Written request
Write out the material below again, unchanged.

Stored items:
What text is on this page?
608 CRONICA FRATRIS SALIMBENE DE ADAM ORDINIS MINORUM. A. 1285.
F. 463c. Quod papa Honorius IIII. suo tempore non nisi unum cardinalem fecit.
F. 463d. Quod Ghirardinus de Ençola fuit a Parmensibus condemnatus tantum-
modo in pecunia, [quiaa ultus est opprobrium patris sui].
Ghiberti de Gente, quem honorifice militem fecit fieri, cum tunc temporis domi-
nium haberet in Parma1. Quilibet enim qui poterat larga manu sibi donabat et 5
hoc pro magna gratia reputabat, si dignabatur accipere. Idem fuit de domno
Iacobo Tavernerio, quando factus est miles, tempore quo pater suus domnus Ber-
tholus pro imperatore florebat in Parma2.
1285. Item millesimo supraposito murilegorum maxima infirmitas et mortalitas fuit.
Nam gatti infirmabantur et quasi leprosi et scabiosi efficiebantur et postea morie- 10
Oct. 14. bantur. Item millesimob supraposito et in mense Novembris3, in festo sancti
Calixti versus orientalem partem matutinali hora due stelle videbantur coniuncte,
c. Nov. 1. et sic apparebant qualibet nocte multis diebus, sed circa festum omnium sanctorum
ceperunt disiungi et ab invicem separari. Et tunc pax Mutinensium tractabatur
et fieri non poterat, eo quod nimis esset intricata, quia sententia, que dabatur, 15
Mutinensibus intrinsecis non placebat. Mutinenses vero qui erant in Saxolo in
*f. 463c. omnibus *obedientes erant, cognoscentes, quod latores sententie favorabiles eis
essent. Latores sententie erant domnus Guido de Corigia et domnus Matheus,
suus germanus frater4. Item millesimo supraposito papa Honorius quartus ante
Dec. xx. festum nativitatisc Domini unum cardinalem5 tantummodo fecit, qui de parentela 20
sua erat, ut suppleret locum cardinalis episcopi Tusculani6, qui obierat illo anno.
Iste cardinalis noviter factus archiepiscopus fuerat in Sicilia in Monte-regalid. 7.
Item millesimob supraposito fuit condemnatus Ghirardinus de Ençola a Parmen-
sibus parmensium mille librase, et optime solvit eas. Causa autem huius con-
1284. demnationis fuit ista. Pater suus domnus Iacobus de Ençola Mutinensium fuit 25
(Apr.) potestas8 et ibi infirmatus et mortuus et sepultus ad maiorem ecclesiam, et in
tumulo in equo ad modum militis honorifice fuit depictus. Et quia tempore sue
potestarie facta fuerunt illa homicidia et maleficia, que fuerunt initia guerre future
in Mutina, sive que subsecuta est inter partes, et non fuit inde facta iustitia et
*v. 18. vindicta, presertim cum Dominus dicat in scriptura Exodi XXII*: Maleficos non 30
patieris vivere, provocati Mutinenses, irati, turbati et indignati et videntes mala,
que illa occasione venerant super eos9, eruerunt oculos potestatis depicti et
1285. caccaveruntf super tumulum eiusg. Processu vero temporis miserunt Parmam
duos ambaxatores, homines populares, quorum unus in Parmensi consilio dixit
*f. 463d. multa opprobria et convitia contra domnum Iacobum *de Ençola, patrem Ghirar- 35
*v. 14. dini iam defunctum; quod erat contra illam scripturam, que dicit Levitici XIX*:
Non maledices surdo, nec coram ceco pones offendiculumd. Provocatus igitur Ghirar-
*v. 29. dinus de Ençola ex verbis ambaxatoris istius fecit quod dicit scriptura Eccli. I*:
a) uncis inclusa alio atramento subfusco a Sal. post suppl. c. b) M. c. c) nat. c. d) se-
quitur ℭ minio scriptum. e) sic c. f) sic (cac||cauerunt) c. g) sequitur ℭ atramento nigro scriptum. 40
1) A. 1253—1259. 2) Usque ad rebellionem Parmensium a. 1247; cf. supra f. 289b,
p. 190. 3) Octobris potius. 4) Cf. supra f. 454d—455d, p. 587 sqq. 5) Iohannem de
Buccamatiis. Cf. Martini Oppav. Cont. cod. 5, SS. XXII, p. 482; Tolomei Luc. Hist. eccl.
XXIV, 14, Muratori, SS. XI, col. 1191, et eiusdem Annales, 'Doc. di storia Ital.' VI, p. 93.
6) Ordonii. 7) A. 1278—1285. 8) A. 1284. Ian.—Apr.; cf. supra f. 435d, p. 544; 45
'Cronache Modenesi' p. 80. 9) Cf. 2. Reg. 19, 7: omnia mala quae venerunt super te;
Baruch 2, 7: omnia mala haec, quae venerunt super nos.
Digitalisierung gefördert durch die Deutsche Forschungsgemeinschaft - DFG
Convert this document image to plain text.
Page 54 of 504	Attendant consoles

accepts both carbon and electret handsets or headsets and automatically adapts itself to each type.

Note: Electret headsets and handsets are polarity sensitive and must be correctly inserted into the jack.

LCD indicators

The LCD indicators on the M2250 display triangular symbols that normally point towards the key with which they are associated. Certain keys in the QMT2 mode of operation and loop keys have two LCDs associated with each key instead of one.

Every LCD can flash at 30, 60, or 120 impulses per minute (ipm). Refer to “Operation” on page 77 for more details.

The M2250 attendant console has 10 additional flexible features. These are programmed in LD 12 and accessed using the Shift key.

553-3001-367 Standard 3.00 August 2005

Answer to the task
What text is on this page?
608 CRONICA FRATRIS SALIMBENE DE ADAM ORDINIS MINORUM. A. 1285.
F. 463c. Quod papa Honorius IIII. suo tempore non nisi unum cardinalem fecit.
F. 463d. Quod Ghirardinus de Ençola fuit a Parmensibus condemnatus tantum-
modo in pecunia, [quiaa ultus est opprobrium patris sui].
Ghiberti de Gente, quem honorifice militem fecit fieri, cum tunc temporis domi-
nium haberet in Parma1. Quilibet enim qui poterat larga manu sibi donabat et 5
hoc pro magna gratia reputabat, si dignabatur accipere. Idem fuit de domno
Iacobo Tavernerio, quando factus est miles, tempore quo pater suus domnus Ber-
tholus pro imperatore florebat in Parma2.
1285. Item millesimo supraposito murilegorum maxima infirmitas et mortalitas fuit.
Nam gatti infirmabantur et quasi leprosi et scabiosi efficiebantur et postea morie- 10
Oct. 14. bantur. Item millesimob supraposito et in mense Novembris3, in festo sancti
Calixti versus orientalem partem matutinali hora due stelle videbantur coniuncte,
c. Nov. 1. et sic apparebant qualibet nocte multis diebus, sed circa festum omnium sanctorum
ceperunt disiungi et ab invicem separari. Et tunc pax Mutinensium tractabatur
et fieri non poterat, eo quod nimis esset intricata, quia sententia, que dabatur, 15
Mutinensibus intrinsecis non placebat. Mutinenses vero qui erant in Saxolo in
*f. 463c. omnibus *obedientes erant, cognoscentes, quod latores sententie favorabiles eis
essent. Latores sententie erant domnus Guido de Corigia et domnus Matheus,
suus germanus frater4. Item millesimo supraposito papa Honorius quartus ante
Dec. xx. festum nativitatisc Domini unum cardinalem5 tantummodo fecit, qui de parentela 20
sua erat, ut suppleret locum cardinalis episcopi Tusculani6, qui obierat illo anno.
Iste cardinalis noviter factus archiepiscopus fuerat in Sicilia in Monte-regalid. 7.
Item millesimob supraposito fuit condemnatus Ghirardinus de Ençola a Parmen-
sibus parmensium mille librase, et optime solvit eas. Causa autem huius con-
1284. demnationis fuit ista. Pater suus domnus Iacobus de Ençola Mutinensium fuit 25
(Apr.) potestas8 et ibi infirmatus et mortuus et sepultus ad maiorem ecclesiam, et in
tumulo in equo ad modum militis honorifice fuit depictus. Et quia tempore sue
potestarie facta fuerunt illa homicidia et maleficia, que fuerunt initia guerre future
in Mutina, sive que subsecuta est inter partes, et non fuit inde facta iustitia et
*v. 18. vindicta, presertim cum Dominus dicat in scriptura Exodi XXII*: Maleficos non 30
patieris vivere, provocati Mutinenses, irati, turbati et indignati et videntes mala,
que illa occasione venerant super eos9, eruerunt oculos potestatis depicti et
1285. caccaveruntf super tumulum eiusg. Processu vero temporis miserunt Parmam
duos ambaxatores, homines populares, quorum unus in Parmensi consilio dixit
*f. 463d. multa opprobria et convitia contra domnum Iacobum *de Ençola, patrem Ghirar- 35
*v. 14. dini iam defunctum; quod erat contra illam scripturam, que dicit Levitici XIX*:
Non maledices surdo, nec coram ceco pones offendiculumd. Provocatus igitur Ghirar-
*v. 29. dinus de Ençola ex verbis ambaxatoris istius fecit quod dicit scriptura Eccli. I*:
a) uncis inclusa alio atramento subfusco a Sal. post suppl. c. b) M. c. c) nat. c. d) se-
quitur ℭ minio scriptum. e) sic c. f) sic (cac||cauerunt) c. g) sequitur ℭ atramento nigro scriptum. 40
1) A. 1253—1259. 2) Usque ad rebellionem Parmensium a. 1247; cf. supra f. 289b,
p. 190. 3) Octobris potius. 4) Cf. supra f. 454d—455d, p. 587 sqq. 5) Iohannem de
Buccamatiis. Cf. Martini Oppav. Cont. cod. 5, SS. XXII, p. 482; Tolomei Luc. Hist. eccl.
XXIV, 14, Muratori, SS. XI, col. 1191, et eiusdem Annales, 'Doc. di storia Ital.' VI, p. 93.
6) Ordonii. 7) A. 1278—1285. 8) A. 1284. Ian.—Apr.; cf. supra f. 435d, p. 544; 45
'Cronache Modenesi' p. 80. 9) Cf. 2. Reg. 19, 7: omnia mala quae venerunt super te;
Baruch 2, 7: omnia mala haec, quae venerunt super nos.
Digitalisierung gefördert durch die Deutsche Forschungsgemeinschaft - DFG
Convert this document image to plain text.
Page 54 of 504	Attendant consoles

accepts both carbon and electret handsets or headsets and automatically adapts itself to each type.

Note: Electret headsets and handsets are polarity sensitive and must be correctly inserted into the jack.

LCD indicators

The LCD indicators on the M2250 display triangular symbols that normally point towards the key with which they are associated. Certain keys in the QMT2 mode of operation and loop keys have two LCDs associated with each key instead of one.

Every LCD can flash at 30, 60, or 120 impulses per minute (ipm). Refer to “Operation” on page 77 for more details.

The M2250 attendant console has 10 additional flexible features. These are programmed in LD 12 and accessed using the Shift key.

553-3001-367 Standard 3.00 August 2005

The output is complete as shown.